═══ GIVEN ENTRIES ═══
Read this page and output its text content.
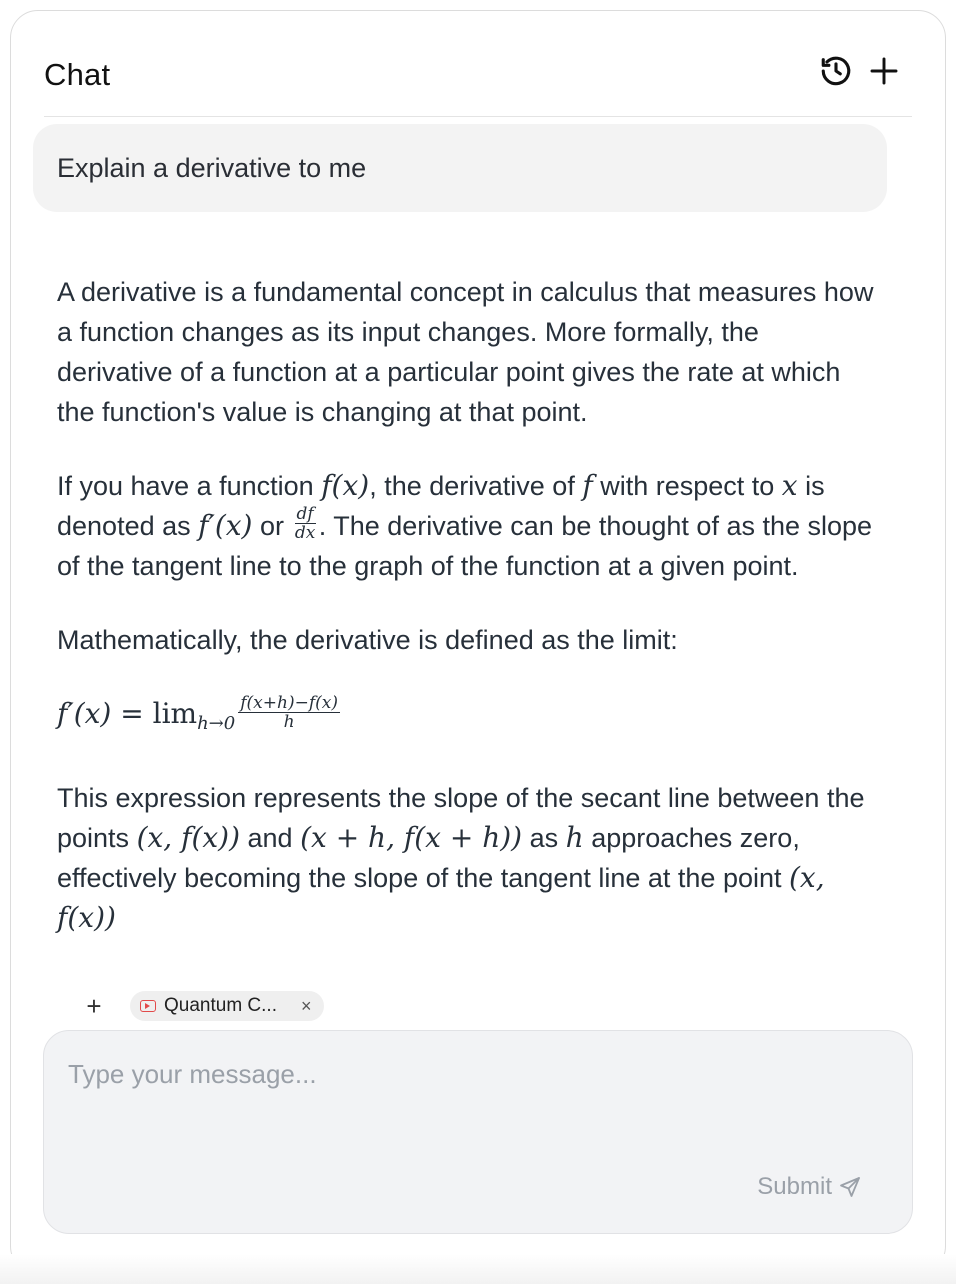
Chat
Explain a derivative to me

A derivative is a fundamental concept in calculus that measures how a function changes as its input changes. More formally, the derivative of a function at a particular point gives the rate at which the function's value is changing at that point.

If you have a function f(x), the derivative of f with respect to x is denoted as f′(x) or $\frac{df}{dx}$ . The derivative can be thought of as the slope of the tangent line to the graph of the function at a given point.

Mathematically, the derivative is defined as the limit:

$f'(x) = \lim_{h\to 0} \frac{f(x+h)-f(x)}{h}$

This expression represents the slope of the secant line between the points (x, f(x)) and (x + h, f(x + h)) as h approaches zero, effectively becoming the slope of the tangent line at the point (x, f(x))

+	Quantum C... ×
Type your message...
Submit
═══
AIM.
From the entries above, copy every line that holds the word "frac".

COMPLETED TASK.
If you have a function f(x), the derivative of f with respect to x is denoted as f′(x) or $\frac{df}{dx}$ . The derivative can be thought of as the slope of the tangent line to the graph of the function at a given point.
$f'(x) = \lim_{h\to 0} \frac{f(x+h)-f(x)}{h}$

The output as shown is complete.